* TASK PROMPT: Count every line that has the word "PrtSc". Give the number, without anything more.

==== DATASET CONTENT ====

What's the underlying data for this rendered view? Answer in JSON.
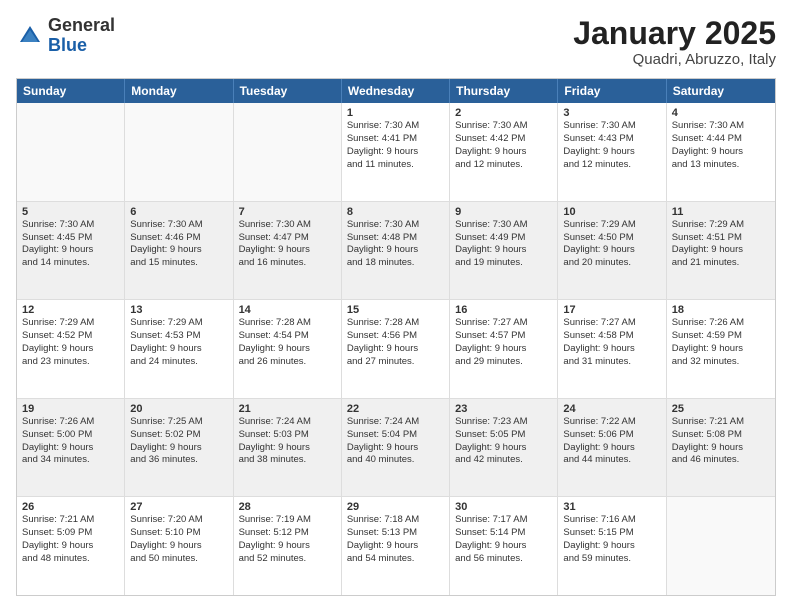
{
  "header": {
    "logo_general": "General",
    "logo_blue": "Blue",
    "month_title": "January 2025",
    "location": "Quadri, Abruzzo, Italy"
  },
  "weekdays": [
    "Sunday",
    "Monday",
    "Tuesday",
    "Wednesday",
    "Thursday",
    "Friday",
    "Saturday"
  ],
  "rows": [
    {
      "shaded": false,
      "cells": [
        {
          "day": "",
          "lines": [],
          "empty": true
        },
        {
          "day": "",
          "lines": [],
          "empty": true
        },
        {
          "day": "",
          "lines": [],
          "empty": true
        },
        {
          "day": "1",
          "lines": [
            "Sunrise: 7:30 AM",
            "Sunset: 4:41 PM",
            "Daylight: 9 hours",
            "and 11 minutes."
          ],
          "empty": false
        },
        {
          "day": "2",
          "lines": [
            "Sunrise: 7:30 AM",
            "Sunset: 4:42 PM",
            "Daylight: 9 hours",
            "and 12 minutes."
          ],
          "empty": false
        },
        {
          "day": "3",
          "lines": [
            "Sunrise: 7:30 AM",
            "Sunset: 4:43 PM",
            "Daylight: 9 hours",
            "and 12 minutes."
          ],
          "empty": false
        },
        {
          "day": "4",
          "lines": [
            "Sunrise: 7:30 AM",
            "Sunset: 4:44 PM",
            "Daylight: 9 hours",
            "and 13 minutes."
          ],
          "empty": false
        }
      ]
    },
    {
      "shaded": true,
      "cells": [
        {
          "day": "5",
          "lines": [
            "Sunrise: 7:30 AM",
            "Sunset: 4:45 PM",
            "Daylight: 9 hours",
            "and 14 minutes."
          ],
          "empty": false
        },
        {
          "day": "6",
          "lines": [
            "Sunrise: 7:30 AM",
            "Sunset: 4:46 PM",
            "Daylight: 9 hours",
            "and 15 minutes."
          ],
          "empty": false
        },
        {
          "day": "7",
          "lines": [
            "Sunrise: 7:30 AM",
            "Sunset: 4:47 PM",
            "Daylight: 9 hours",
            "and 16 minutes."
          ],
          "empty": false
        },
        {
          "day": "8",
          "lines": [
            "Sunrise: 7:30 AM",
            "Sunset: 4:48 PM",
            "Daylight: 9 hours",
            "and 18 minutes."
          ],
          "empty": false
        },
        {
          "day": "9",
          "lines": [
            "Sunrise: 7:30 AM",
            "Sunset: 4:49 PM",
            "Daylight: 9 hours",
            "and 19 minutes."
          ],
          "empty": false
        },
        {
          "day": "10",
          "lines": [
            "Sunrise: 7:29 AM",
            "Sunset: 4:50 PM",
            "Daylight: 9 hours",
            "and 20 minutes."
          ],
          "empty": false
        },
        {
          "day": "11",
          "lines": [
            "Sunrise: 7:29 AM",
            "Sunset: 4:51 PM",
            "Daylight: 9 hours",
            "and 21 minutes."
          ],
          "empty": false
        }
      ]
    },
    {
      "shaded": false,
      "cells": [
        {
          "day": "12",
          "lines": [
            "Sunrise: 7:29 AM",
            "Sunset: 4:52 PM",
            "Daylight: 9 hours",
            "and 23 minutes."
          ],
          "empty": false
        },
        {
          "day": "13",
          "lines": [
            "Sunrise: 7:29 AM",
            "Sunset: 4:53 PM",
            "Daylight: 9 hours",
            "and 24 minutes."
          ],
          "empty": false
        },
        {
          "day": "14",
          "lines": [
            "Sunrise: 7:28 AM",
            "Sunset: 4:54 PM",
            "Daylight: 9 hours",
            "and 26 minutes."
          ],
          "empty": false
        },
        {
          "day": "15",
          "lines": [
            "Sunrise: 7:28 AM",
            "Sunset: 4:56 PM",
            "Daylight: 9 hours",
            "and 27 minutes."
          ],
          "empty": false
        },
        {
          "day": "16",
          "lines": [
            "Sunrise: 7:27 AM",
            "Sunset: 4:57 PM",
            "Daylight: 9 hours",
            "and 29 minutes."
          ],
          "empty": false
        },
        {
          "day": "17",
          "lines": [
            "Sunrise: 7:27 AM",
            "Sunset: 4:58 PM",
            "Daylight: 9 hours",
            "and 31 minutes."
          ],
          "empty": false
        },
        {
          "day": "18",
          "lines": [
            "Sunrise: 7:26 AM",
            "Sunset: 4:59 PM",
            "Daylight: 9 hours",
            "and 32 minutes."
          ],
          "empty": false
        }
      ]
    },
    {
      "shaded": true,
      "cells": [
        {
          "day": "19",
          "lines": [
            "Sunrise: 7:26 AM",
            "Sunset: 5:00 PM",
            "Daylight: 9 hours",
            "and 34 minutes."
          ],
          "empty": false
        },
        {
          "day": "20",
          "lines": [
            "Sunrise: 7:25 AM",
            "Sunset: 5:02 PM",
            "Daylight: 9 hours",
            "and 36 minutes."
          ],
          "empty": false
        },
        {
          "day": "21",
          "lines": [
            "Sunrise: 7:24 AM",
            "Sunset: 5:03 PM",
            "Daylight: 9 hours",
            "and 38 minutes."
          ],
          "empty": false
        },
        {
          "day": "22",
          "lines": [
            "Sunrise: 7:24 AM",
            "Sunset: 5:04 PM",
            "Daylight: 9 hours",
            "and 40 minutes."
          ],
          "empty": false
        },
        {
          "day": "23",
          "lines": [
            "Sunrise: 7:23 AM",
            "Sunset: 5:05 PM",
            "Daylight: 9 hours",
            "and 42 minutes."
          ],
          "empty": false
        },
        {
          "day": "24",
          "lines": [
            "Sunrise: 7:22 AM",
            "Sunset: 5:06 PM",
            "Daylight: 9 hours",
            "and 44 minutes."
          ],
          "empty": false
        },
        {
          "day": "25",
          "lines": [
            "Sunrise: 7:21 AM",
            "Sunset: 5:08 PM",
            "Daylight: 9 hours",
            "and 46 minutes."
          ],
          "empty": false
        }
      ]
    },
    {
      "shaded": false,
      "cells": [
        {
          "day": "26",
          "lines": [
            "Sunrise: 7:21 AM",
            "Sunset: 5:09 PM",
            "Daylight: 9 hours",
            "and 48 minutes."
          ],
          "empty": false
        },
        {
          "day": "27",
          "lines": [
            "Sunrise: 7:20 AM",
            "Sunset: 5:10 PM",
            "Daylight: 9 hours",
            "and 50 minutes."
          ],
          "empty": false
        },
        {
          "day": "28",
          "lines": [
            "Sunrise: 7:19 AM",
            "Sunset: 5:12 PM",
            "Daylight: 9 hours",
            "and 52 minutes."
          ],
          "empty": false
        },
        {
          "day": "29",
          "lines": [
            "Sunrise: 7:18 AM",
            "Sunset: 5:13 PM",
            "Daylight: 9 hours",
            "and 54 minutes."
          ],
          "empty": false
        },
        {
          "day": "30",
          "lines": [
            "Sunrise: 7:17 AM",
            "Sunset: 5:14 PM",
            "Daylight: 9 hours",
            "and 56 minutes."
          ],
          "empty": false
        },
        {
          "day": "31",
          "lines": [
            "Sunrise: 7:16 AM",
            "Sunset: 5:15 PM",
            "Daylight: 9 hours",
            "and 59 minutes."
          ],
          "empty": false
        },
        {
          "day": "",
          "lines": [],
          "empty": true
        }
      ]
    }
  ]
}
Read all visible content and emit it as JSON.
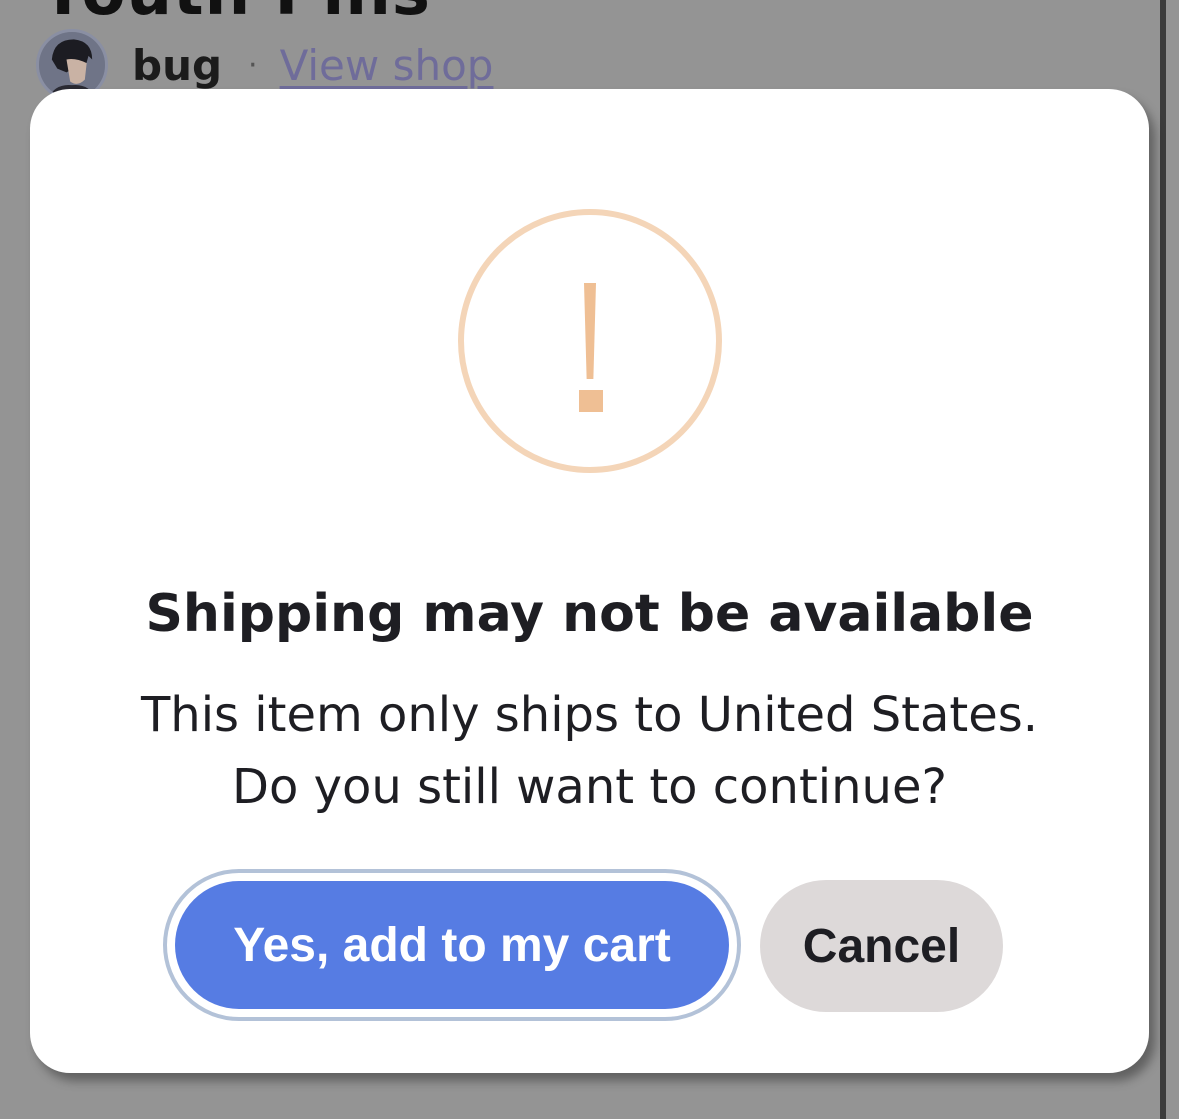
{
  "background": {
    "title": "Youth Pins",
    "seller": {
      "name": "bug",
      "separator": "·",
      "view_shop_label": "View shop"
    }
  },
  "dialog": {
    "icon": "exclamation-circle-icon",
    "title": "Shipping may not be available",
    "message_line1": "This item only ships to United States.",
    "message_line2": "Do you still want to continue?",
    "confirm_label": "Yes, add to my cart",
    "cancel_label": "Cancel"
  },
  "colors": {
    "confirm": "#567ce3",
    "cancel": "#ddd9d9",
    "warning": "#efbf94",
    "overlay": "#949494"
  }
}
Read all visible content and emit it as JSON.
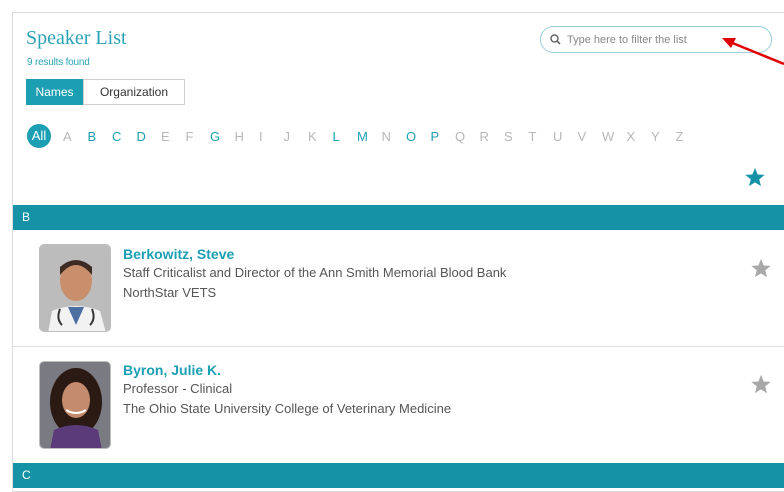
{
  "header": {
    "title": "Speaker List",
    "results": "9 results found"
  },
  "search": {
    "placeholder": "Type here to filter the list"
  },
  "toggle": {
    "names": "Names",
    "organization": "Organization"
  },
  "alphabet": {
    "all": "All",
    "letters": [
      {
        "l": "A",
        "on": false
      },
      {
        "l": "B",
        "on": true
      },
      {
        "l": "C",
        "on": true
      },
      {
        "l": "D",
        "on": true
      },
      {
        "l": "E",
        "on": false
      },
      {
        "l": "F",
        "on": false
      },
      {
        "l": "G",
        "on": true
      },
      {
        "l": "H",
        "on": false
      },
      {
        "l": "I",
        "on": false
      },
      {
        "l": "J",
        "on": false
      },
      {
        "l": "K",
        "on": false
      },
      {
        "l": "L",
        "on": true
      },
      {
        "l": "M",
        "on": true
      },
      {
        "l": "N",
        "on": false
      },
      {
        "l": "O",
        "on": true
      },
      {
        "l": "P",
        "on": true
      },
      {
        "l": "Q",
        "on": false
      },
      {
        "l": "R",
        "on": false
      },
      {
        "l": "S",
        "on": false
      },
      {
        "l": "T",
        "on": false
      },
      {
        "l": "U",
        "on": false
      },
      {
        "l": "V",
        "on": false
      },
      {
        "l": "W",
        "on": false
      },
      {
        "l": "X",
        "on": false
      },
      {
        "l": "Y",
        "on": false
      },
      {
        "l": "Z",
        "on": false
      }
    ]
  },
  "sections": [
    {
      "letter": "B",
      "speakers": [
        {
          "name": "Berkowitz, Steve",
          "title": "Staff Criticalist and Director of the Ann Smith Memorial Blood Bank",
          "org": "NorthStar VETS"
        },
        {
          "name": "Byron, Julie K.",
          "title": "Professor - Clinical",
          "org": "The Ohio State University College of Veterinary Medicine"
        }
      ]
    },
    {
      "letter": "C",
      "speakers": []
    }
  ],
  "colors": {
    "accent": "#1c9fb3",
    "band": "#1592a6",
    "star_inactive": "#a8a8a8",
    "arrow": "#e00000"
  }
}
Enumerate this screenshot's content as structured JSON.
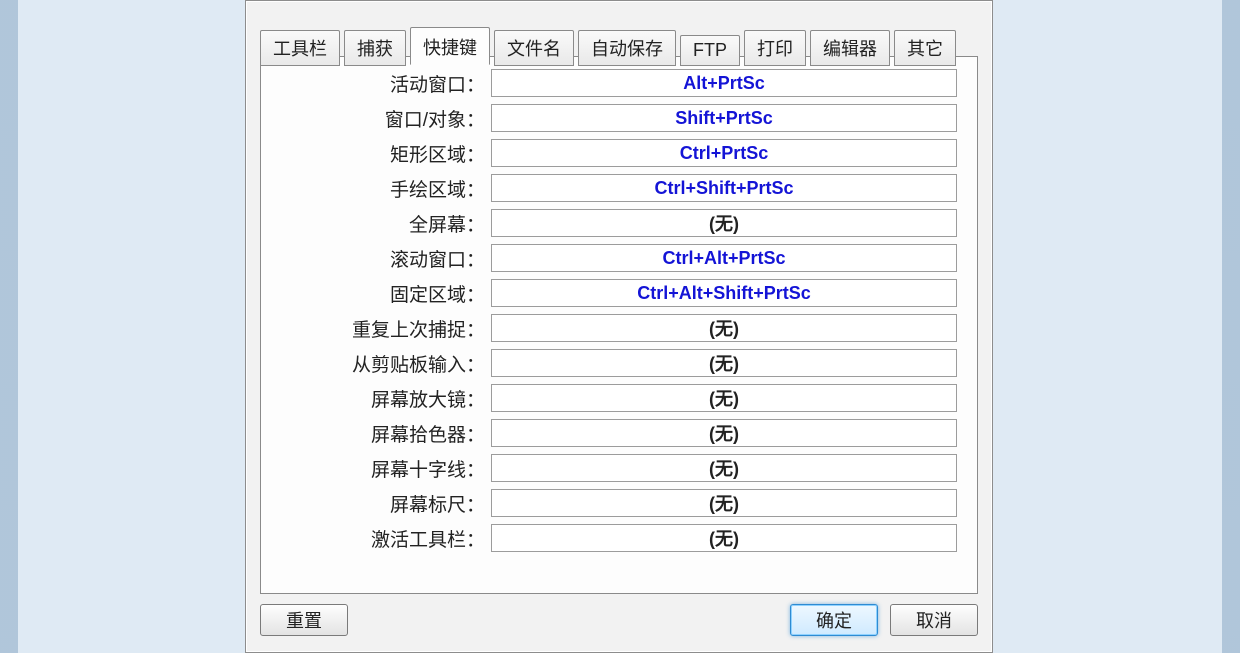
{
  "tabs": [
    {
      "id": "toolbar",
      "label": "工具栏"
    },
    {
      "id": "capture",
      "label": "捕获"
    },
    {
      "id": "hotkeys",
      "label": "快捷键",
      "active": true
    },
    {
      "id": "filename",
      "label": "文件名"
    },
    {
      "id": "autosave",
      "label": "自动保存"
    },
    {
      "id": "ftp",
      "label": "FTP"
    },
    {
      "id": "print",
      "label": "打印"
    },
    {
      "id": "editor",
      "label": "编辑器"
    },
    {
      "id": "other",
      "label": "其它"
    }
  ],
  "hotkeys": {
    "none_label": "(无)",
    "rows": [
      {
        "id": "active-window",
        "label": "活动窗口：",
        "value": "Alt+PrtSc",
        "kind": "hotkey"
      },
      {
        "id": "window-object",
        "label": "窗口/对象：",
        "value": "Shift+PrtSc",
        "kind": "hotkey"
      },
      {
        "id": "rect-region",
        "label": "矩形区域：",
        "value": "Ctrl+PrtSc",
        "kind": "hotkey"
      },
      {
        "id": "freehand-region",
        "label": "手绘区域：",
        "value": "Ctrl+Shift+PrtSc",
        "kind": "hotkey"
      },
      {
        "id": "full-screen",
        "label": "全屏幕：",
        "value": "(无)",
        "kind": "none"
      },
      {
        "id": "scrolling-window",
        "label": "滚动窗口：",
        "value": "Ctrl+Alt+PrtSc",
        "kind": "hotkey"
      },
      {
        "id": "fixed-region",
        "label": "固定区域：",
        "value": "Ctrl+Alt+Shift+PrtSc",
        "kind": "hotkey"
      },
      {
        "id": "repeat-last",
        "label": "重复上次捕捉：",
        "value": "(无)",
        "kind": "none"
      },
      {
        "id": "from-clipboard",
        "label": "从剪贴板输入：",
        "value": "(无)",
        "kind": "none"
      },
      {
        "id": "magnifier",
        "label": "屏幕放大镜：",
        "value": "(无)",
        "kind": "none"
      },
      {
        "id": "color-picker",
        "label": "屏幕拾色器：",
        "value": "(无)",
        "kind": "none"
      },
      {
        "id": "crosshair",
        "label": "屏幕十字线：",
        "value": "(无)",
        "kind": "none"
      },
      {
        "id": "ruler",
        "label": "屏幕标尺：",
        "value": "(无)",
        "kind": "none"
      },
      {
        "id": "activate-toolbar",
        "label": "激活工具栏：",
        "value": "(无)",
        "kind": "none"
      }
    ]
  },
  "buttons": {
    "reset": "重置",
    "ok": "确定",
    "cancel": "取消"
  }
}
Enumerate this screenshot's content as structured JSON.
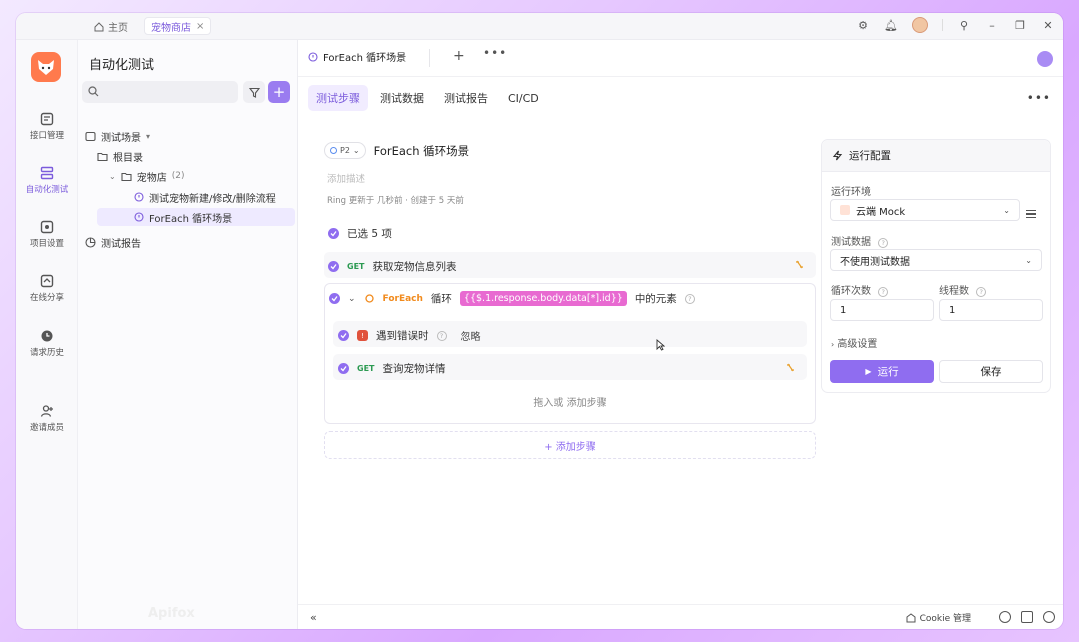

====

* RESPONSE TO THIS TASK: 6